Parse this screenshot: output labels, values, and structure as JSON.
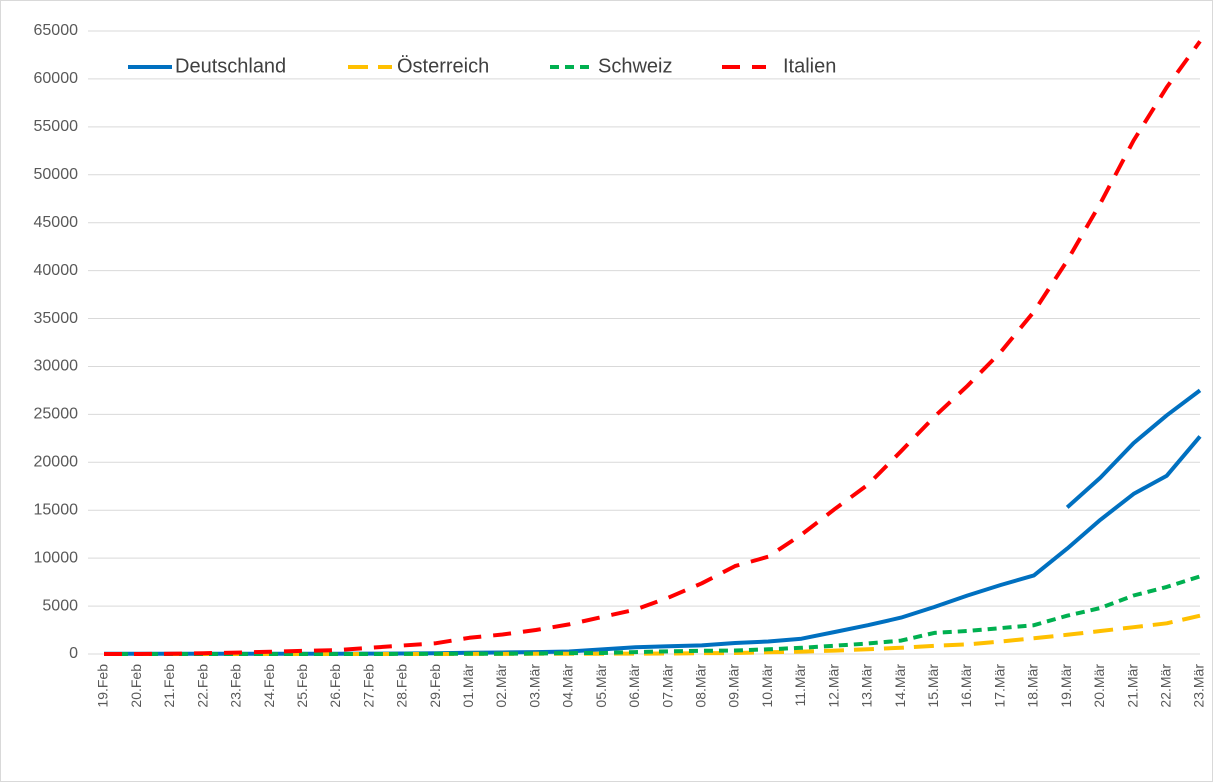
{
  "chart_data": {
    "type": "line",
    "categories": [
      "19.Feb",
      "20.Feb",
      "21.Feb",
      "22.Feb",
      "23.Feb",
      "24.Feb",
      "25.Feb",
      "26.Feb",
      "27.Feb",
      "28.Feb",
      "29.Feb",
      "01.Mär",
      "02.Mär",
      "03.Mär",
      "04.Mär",
      "05.Mär",
      "06.Mär",
      "07.Mär",
      "08.Mär",
      "09.Mär",
      "10.Mär",
      "11.Mär",
      "12.Mär",
      "13.Mär",
      "14.Mär",
      "15.Mär",
      "16.Mär",
      "17.Mär",
      "18.Mär",
      "19.Mär",
      "20.Mär",
      "21.Mär",
      "22.Mär",
      "23.Mär"
    ],
    "series": [
      {
        "name": "Deutschland",
        "color": "#0070c0",
        "dash": "none",
        "values": [
          16,
          16,
          16,
          16,
          16,
          16,
          18,
          27,
          46,
          48,
          79,
          130,
          159,
          196,
          262,
          482,
          700,
          800,
          900,
          1150,
          1300,
          1600,
          2300,
          3000,
          3800,
          4900,
          6100,
          7200,
          8200,
          11000,
          14000,
          16700,
          18600,
          22700
        ]
      },
      {
        "color": "#0070c0",
        "dash": "none",
        "values": [
          null,
          null,
          null,
          null,
          null,
          null,
          null,
          null,
          null,
          null,
          null,
          null,
          null,
          null,
          null,
          null,
          null,
          null,
          null,
          null,
          null,
          null,
          null,
          null,
          null,
          null,
          null,
          null,
          null,
          15300,
          18400,
          22000,
          24900,
          27500
        ]
      },
      {
        "name": "Österreich",
        "color": "#ffc000",
        "dash": "20 10",
        "values": [
          0,
          0,
          0,
          0,
          0,
          0,
          2,
          2,
          3,
          3,
          5,
          9,
          10,
          18,
          24,
          29,
          41,
          55,
          79,
          104,
          180,
          250,
          350,
          500,
          650,
          860,
          1000,
          1300,
          1650,
          2000,
          2400,
          2800,
          3200,
          4000
        ]
      },
      {
        "name": "Schweiz",
        "color": "#00b050",
        "dash": "9 6",
        "values": [
          0,
          0,
          0,
          0,
          0,
          0,
          1,
          1,
          1,
          8,
          18,
          24,
          30,
          56,
          90,
          100,
          200,
          280,
          330,
          370,
          490,
          650,
          870,
          1100,
          1400,
          2200,
          2400,
          2700,
          3000,
          4000,
          4800,
          6100,
          7000,
          8100
        ]
      },
      {
        "name": "Italien",
        "color": "#ff0000",
        "dash": "18 12",
        "values": [
          3,
          3,
          20,
          79,
          150,
          229,
          322,
          400,
          650,
          888,
          1128,
          1694,
          2036,
          2502,
          3089,
          3858,
          4636,
          5883,
          7375,
          9172,
          10149,
          12462,
          15113,
          17660,
          21157,
          24747,
          27980,
          31506,
          35713,
          41035,
          47021,
          53578,
          59138,
          63927
        ]
      }
    ],
    "ylim": [
      0,
      65000
    ],
    "yticks": [
      0,
      5000,
      10000,
      15000,
      20000,
      25000,
      30000,
      35000,
      40000,
      45000,
      50000,
      55000,
      60000,
      65000
    ],
    "grid": true
  }
}
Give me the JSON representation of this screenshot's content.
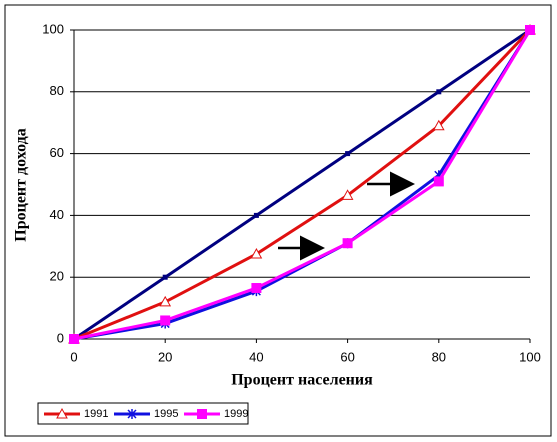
{
  "chart_data": {
    "type": "line",
    "x_label": "Процент населения",
    "y_label": "Процент дохода",
    "x": [
      0,
      20,
      40,
      60,
      80,
      100
    ],
    "series": [
      {
        "color": "#000080",
        "marker": "square-small",
        "values": [
          0,
          20,
          40,
          60,
          80,
          100
        ]
      },
      {
        "name": "1991",
        "color": "#e01010",
        "marker": "triangle",
        "values": [
          0,
          12,
          27.5,
          46.5,
          69,
          100
        ]
      },
      {
        "name": "1995",
        "color": "#1010e0",
        "marker": "asterisk",
        "values": [
          0,
          5,
          15.5,
          31,
          53,
          100
        ]
      },
      {
        "name": "1999",
        "color": "#ff00ff",
        "marker": "square",
        "values": [
          0,
          6,
          16.5,
          31,
          51,
          100
        ]
      }
    ],
    "xlim": [
      0,
      100
    ],
    "xticks": [
      0,
      20,
      40,
      60,
      80,
      100
    ],
    "ylim": [
      0,
      100
    ],
    "yticks": [
      0,
      20,
      40,
      60,
      80,
      100
    ],
    "grid": true,
    "legend": "bottom-left"
  }
}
━━━━━━━━━━━━━━━━━━━━━━━━━━━━━━
### WHAT YOU NEED TO DO
Copy the records above exactly, omitting every picture.

### PROBLEM SOLUTION
Parse this screenshot: output labels, values, and structure as JSON.
{
  "chart_data": {
    "type": "line",
    "categories": [
      "19.Feb",
      "20.Feb",
      "21.Feb",
      "22.Feb",
      "23.Feb",
      "24.Feb",
      "25.Feb",
      "26.Feb",
      "27.Feb",
      "28.Feb",
      "29.Feb",
      "01.Mär",
      "02.Mär",
      "03.Mär",
      "04.Mär",
      "05.Mär",
      "06.Mär",
      "07.Mär",
      "08.Mär",
      "09.Mär",
      "10.Mär",
      "11.Mär",
      "12.Mär",
      "13.Mär",
      "14.Mär",
      "15.Mär",
      "16.Mär",
      "17.Mär",
      "18.Mär",
      "19.Mär",
      "20.Mär",
      "21.Mär",
      "22.Mär",
      "23.Mär"
    ],
    "series": [
      {
        "name": "Deutschland",
        "color": "#0070c0",
        "dash": "none",
        "values": [
          16,
          16,
          16,
          16,
          16,
          16,
          18,
          27,
          46,
          48,
          79,
          130,
          159,
          196,
          262,
          482,
          700,
          800,
          900,
          1150,
          1300,
          1600,
          2300,
          3000,
          3800,
          4900,
          6100,
          7200,
          8200,
          11000,
          14000,
          16700,
          18600,
          22700
        ]
      },
      {
        "color": "#0070c0",
        "dash": "none",
        "values": [
          null,
          null,
          null,
          null,
          null,
          null,
          null,
          null,
          null,
          null,
          null,
          null,
          null,
          null,
          null,
          null,
          null,
          null,
          null,
          null,
          null,
          null,
          null,
          null,
          null,
          null,
          null,
          null,
          null,
          15300,
          18400,
          22000,
          24900,
          27500
        ]
      },
      {
        "name": "Österreich",
        "color": "#ffc000",
        "dash": "20 10",
        "values": [
          0,
          0,
          0,
          0,
          0,
          0,
          2,
          2,
          3,
          3,
          5,
          9,
          10,
          18,
          24,
          29,
          41,
          55,
          79,
          104,
          180,
          250,
          350,
          500,
          650,
          860,
          1000,
          1300,
          1650,
          2000,
          2400,
          2800,
          3200,
          4000
        ]
      },
      {
        "name": "Schweiz",
        "color": "#00b050",
        "dash": "9 6",
        "values": [
          0,
          0,
          0,
          0,
          0,
          0,
          1,
          1,
          1,
          8,
          18,
          24,
          30,
          56,
          90,
          100,
          200,
          280,
          330,
          370,
          490,
          650,
          870,
          1100,
          1400,
          2200,
          2400,
          2700,
          3000,
          4000,
          4800,
          6100,
          7000,
          8100
        ]
      },
      {
        "name": "Italien",
        "color": "#ff0000",
        "dash": "18 12",
        "values": [
          3,
          3,
          20,
          79,
          150,
          229,
          322,
          400,
          650,
          888,
          1128,
          1694,
          2036,
          2502,
          3089,
          3858,
          4636,
          5883,
          7375,
          9172,
          10149,
          12462,
          15113,
          17660,
          21157,
          24747,
          27980,
          31506,
          35713,
          41035,
          47021,
          53578,
          59138,
          63927
        ]
      }
    ],
    "ylim": [
      0,
      65000
    ],
    "yticks": [
      0,
      5000,
      10000,
      15000,
      20000,
      25000,
      30000,
      35000,
      40000,
      45000,
      50000,
      55000,
      60000,
      65000
    ],
    "grid": true
  }
}
Give me the JSON representation of this screenshot's content.
{
  "chart_data": {
    "type": "line",
    "x_label": "Процент населения",
    "y_label": "Процент дохода",
    "x": [
      0,
      20,
      40,
      60,
      80,
      100
    ],
    "series": [
      {
        "color": "#000080",
        "marker": "square-small",
        "values": [
          0,
          20,
          40,
          60,
          80,
          100
        ]
      },
      {
        "name": "1991",
        "color": "#e01010",
        "marker": "triangle",
        "values": [
          0,
          12,
          27.5,
          46.5,
          69,
          100
        ]
      },
      {
        "name": "1995",
        "color": "#1010e0",
        "marker": "asterisk",
        "values": [
          0,
          5,
          15.5,
          31,
          53,
          100
        ]
      },
      {
        "name": "1999",
        "color": "#ff00ff",
        "marker": "square",
        "values": [
          0,
          6,
          16.5,
          31,
          51,
          100
        ]
      }
    ],
    "xlim": [
      0,
      100
    ],
    "xticks": [
      0,
      20,
      40,
      60,
      80,
      100
    ],
    "ylim": [
      0,
      100
    ],
    "yticks": [
      0,
      20,
      40,
      60,
      80,
      100
    ],
    "grid": true,
    "legend": "bottom-left"
  }
}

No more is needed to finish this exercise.